_Your instructions:_ Transcribe each line exactly.
[start Input records]
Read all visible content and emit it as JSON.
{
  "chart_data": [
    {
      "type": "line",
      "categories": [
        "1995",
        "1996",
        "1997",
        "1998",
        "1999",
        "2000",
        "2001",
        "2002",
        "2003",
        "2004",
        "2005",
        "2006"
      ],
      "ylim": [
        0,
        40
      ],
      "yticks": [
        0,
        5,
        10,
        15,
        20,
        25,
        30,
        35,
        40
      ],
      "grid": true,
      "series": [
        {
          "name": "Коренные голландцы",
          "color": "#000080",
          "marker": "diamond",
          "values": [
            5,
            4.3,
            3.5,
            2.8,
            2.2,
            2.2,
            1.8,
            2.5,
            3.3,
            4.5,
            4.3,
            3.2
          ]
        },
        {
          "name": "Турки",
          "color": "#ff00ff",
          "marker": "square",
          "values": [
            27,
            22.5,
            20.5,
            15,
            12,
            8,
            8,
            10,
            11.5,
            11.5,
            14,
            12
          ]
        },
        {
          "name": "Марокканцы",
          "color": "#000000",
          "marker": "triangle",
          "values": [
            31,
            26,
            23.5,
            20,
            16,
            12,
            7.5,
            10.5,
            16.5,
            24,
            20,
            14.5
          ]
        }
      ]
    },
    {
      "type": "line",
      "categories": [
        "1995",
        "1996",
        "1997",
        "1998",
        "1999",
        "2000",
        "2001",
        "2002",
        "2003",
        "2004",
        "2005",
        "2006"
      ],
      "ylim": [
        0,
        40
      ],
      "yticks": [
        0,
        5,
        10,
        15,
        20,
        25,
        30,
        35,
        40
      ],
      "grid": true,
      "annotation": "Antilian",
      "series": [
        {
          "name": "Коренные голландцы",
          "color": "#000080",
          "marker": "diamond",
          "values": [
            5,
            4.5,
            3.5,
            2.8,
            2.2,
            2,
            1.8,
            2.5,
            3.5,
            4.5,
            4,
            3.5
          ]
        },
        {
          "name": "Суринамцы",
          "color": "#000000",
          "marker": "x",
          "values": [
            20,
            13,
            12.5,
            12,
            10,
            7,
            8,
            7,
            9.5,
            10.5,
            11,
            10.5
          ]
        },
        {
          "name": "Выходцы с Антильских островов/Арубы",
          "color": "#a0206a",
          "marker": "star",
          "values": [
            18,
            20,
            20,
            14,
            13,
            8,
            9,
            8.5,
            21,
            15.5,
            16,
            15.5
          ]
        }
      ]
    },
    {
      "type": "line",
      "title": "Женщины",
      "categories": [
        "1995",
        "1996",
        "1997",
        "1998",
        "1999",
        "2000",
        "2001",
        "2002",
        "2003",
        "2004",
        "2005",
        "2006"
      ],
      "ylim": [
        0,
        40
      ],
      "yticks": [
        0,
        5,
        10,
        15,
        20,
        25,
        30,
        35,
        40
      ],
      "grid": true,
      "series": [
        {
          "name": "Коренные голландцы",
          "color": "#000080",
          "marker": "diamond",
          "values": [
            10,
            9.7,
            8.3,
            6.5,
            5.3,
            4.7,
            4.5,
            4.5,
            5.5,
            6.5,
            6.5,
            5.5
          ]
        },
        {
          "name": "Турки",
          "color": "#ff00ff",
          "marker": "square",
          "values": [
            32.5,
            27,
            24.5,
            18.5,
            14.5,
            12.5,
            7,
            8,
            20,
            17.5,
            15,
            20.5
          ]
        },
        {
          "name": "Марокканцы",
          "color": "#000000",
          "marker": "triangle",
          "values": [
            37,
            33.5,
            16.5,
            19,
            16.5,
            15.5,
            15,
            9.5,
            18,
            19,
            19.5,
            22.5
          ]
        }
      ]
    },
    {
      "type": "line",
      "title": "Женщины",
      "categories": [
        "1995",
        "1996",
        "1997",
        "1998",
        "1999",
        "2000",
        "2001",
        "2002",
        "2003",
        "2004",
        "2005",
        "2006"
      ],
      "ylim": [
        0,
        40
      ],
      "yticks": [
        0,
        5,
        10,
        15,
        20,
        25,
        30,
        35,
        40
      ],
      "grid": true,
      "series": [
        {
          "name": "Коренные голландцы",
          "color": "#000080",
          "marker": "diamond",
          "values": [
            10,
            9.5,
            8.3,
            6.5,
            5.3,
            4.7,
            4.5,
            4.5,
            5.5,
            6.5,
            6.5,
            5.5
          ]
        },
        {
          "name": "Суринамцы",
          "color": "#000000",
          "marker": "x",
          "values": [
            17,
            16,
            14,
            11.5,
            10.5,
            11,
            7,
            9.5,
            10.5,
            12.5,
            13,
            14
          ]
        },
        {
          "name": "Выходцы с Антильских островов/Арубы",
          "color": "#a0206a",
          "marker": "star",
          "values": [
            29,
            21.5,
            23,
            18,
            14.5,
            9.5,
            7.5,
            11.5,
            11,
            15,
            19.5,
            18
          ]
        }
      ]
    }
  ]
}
[end Input records]
_Result of this task:_
Read all visible content and emit it as JSON.
{
  "chart_data": [
    {
      "type": "line",
      "categories": [
        "1995",
        "1996",
        "1997",
        "1998",
        "1999",
        "2000",
        "2001",
        "2002",
        "2003",
        "2004",
        "2005",
        "2006"
      ],
      "ylim": [
        0,
        40
      ],
      "yticks": [
        0,
        5,
        10,
        15,
        20,
        25,
        30,
        35,
        40
      ],
      "grid": true,
      "series": [
        {
          "name": "Коренные голландцы",
          "color": "#000080",
          "marker": "diamond",
          "values": [
            5,
            4.3,
            3.5,
            2.8,
            2.2,
            2.2,
            1.8,
            2.5,
            3.3,
            4.5,
            4.3,
            3.2
          ]
        },
        {
          "name": "Турки",
          "color": "#ff00ff",
          "marker": "square",
          "values": [
            27,
            22.5,
            20.5,
            15,
            12,
            8,
            8,
            10,
            11.5,
            11.5,
            14,
            12
          ]
        },
        {
          "name": "Марокканцы",
          "color": "#000000",
          "marker": "triangle",
          "values": [
            31,
            26,
            23.5,
            20,
            16,
            12,
            7.5,
            10.5,
            16.5,
            24,
            20,
            14.5
          ]
        }
      ]
    },
    {
      "type": "line",
      "categories": [
        "1995",
        "1996",
        "1997",
        "1998",
        "1999",
        "2000",
        "2001",
        "2002",
        "2003",
        "2004",
        "2005",
        "2006"
      ],
      "ylim": [
        0,
        40
      ],
      "yticks": [
        0,
        5,
        10,
        15,
        20,
        25,
        30,
        35,
        40
      ],
      "grid": true,
      "annotation": "Antilian",
      "series": [
        {
          "name": "Коренные голландцы",
          "color": "#000080",
          "marker": "diamond",
          "values": [
            5,
            4.5,
            3.5,
            2.8,
            2.2,
            2,
            1.8,
            2.5,
            3.5,
            4.5,
            4,
            3.5
          ]
        },
        {
          "name": "Суринамцы",
          "color": "#000000",
          "marker": "x",
          "values": [
            20,
            13,
            12.5,
            12,
            10,
            7,
            8,
            7,
            9.5,
            10.5,
            11,
            10.5
          ]
        },
        {
          "name": "Выходцы с Антильских островов/Арубы",
          "color": "#a0206a",
          "marker": "star",
          "values": [
            18,
            20,
            20,
            14,
            13,
            8,
            9,
            8.5,
            21,
            15.5,
            16,
            15.5
          ]
        }
      ]
    },
    {
      "type": "line",
      "title": "Женщины",
      "categories": [
        "1995",
        "1996",
        "1997",
        "1998",
        "1999",
        "2000",
        "2001",
        "2002",
        "2003",
        "2004",
        "2005",
        "2006"
      ],
      "ylim": [
        0,
        40
      ],
      "yticks": [
        0,
        5,
        10,
        15,
        20,
        25,
        30,
        35,
        40
      ],
      "grid": true,
      "series": [
        {
          "name": "Коренные голландцы",
          "color": "#000080",
          "marker": "diamond",
          "values": [
            10,
            9.7,
            8.3,
            6.5,
            5.3,
            4.7,
            4.5,
            4.5,
            5.5,
            6.5,
            6.5,
            5.5
          ]
        },
        {
          "name": "Турки",
          "color": "#ff00ff",
          "marker": "square",
          "values": [
            32.5,
            27,
            24.5,
            18.5,
            14.5,
            12.5,
            7,
            8,
            20,
            17.5,
            15,
            20.5
          ]
        },
        {
          "name": "Марокканцы",
          "color": "#000000",
          "marker": "triangle",
          "values": [
            37,
            33.5,
            16.5,
            19,
            16.5,
            15.5,
            15,
            9.5,
            18,
            19,
            19.5,
            22.5
          ]
        }
      ]
    },
    {
      "type": "line",
      "title": "Женщины",
      "categories": [
        "1995",
        "1996",
        "1997",
        "1998",
        "1999",
        "2000",
        "2001",
        "2002",
        "2003",
        "2004",
        "2005",
        "2006"
      ],
      "ylim": [
        0,
        40
      ],
      "yticks": [
        0,
        5,
        10,
        15,
        20,
        25,
        30,
        35,
        40
      ],
      "grid": true,
      "series": [
        {
          "name": "Коренные голландцы",
          "color": "#000080",
          "marker": "diamond",
          "values": [
            10,
            9.5,
            8.3,
            6.5,
            5.3,
            4.7,
            4.5,
            4.5,
            5.5,
            6.5,
            6.5,
            5.5
          ]
        },
        {
          "name": "Суринамцы",
          "color": "#000000",
          "marker": "x",
          "values": [
            17,
            16,
            14,
            11.5,
            10.5,
            11,
            7,
            9.5,
            10.5,
            12.5,
            13,
            14
          ]
        },
        {
          "name": "Выходцы с Антильских островов/Арубы",
          "color": "#a0206a",
          "marker": "star",
          "values": [
            29,
            21.5,
            23,
            18,
            14.5,
            9.5,
            7.5,
            11.5,
            11,
            15,
            19.5,
            18
          ]
        }
      ]
    }
  ]
}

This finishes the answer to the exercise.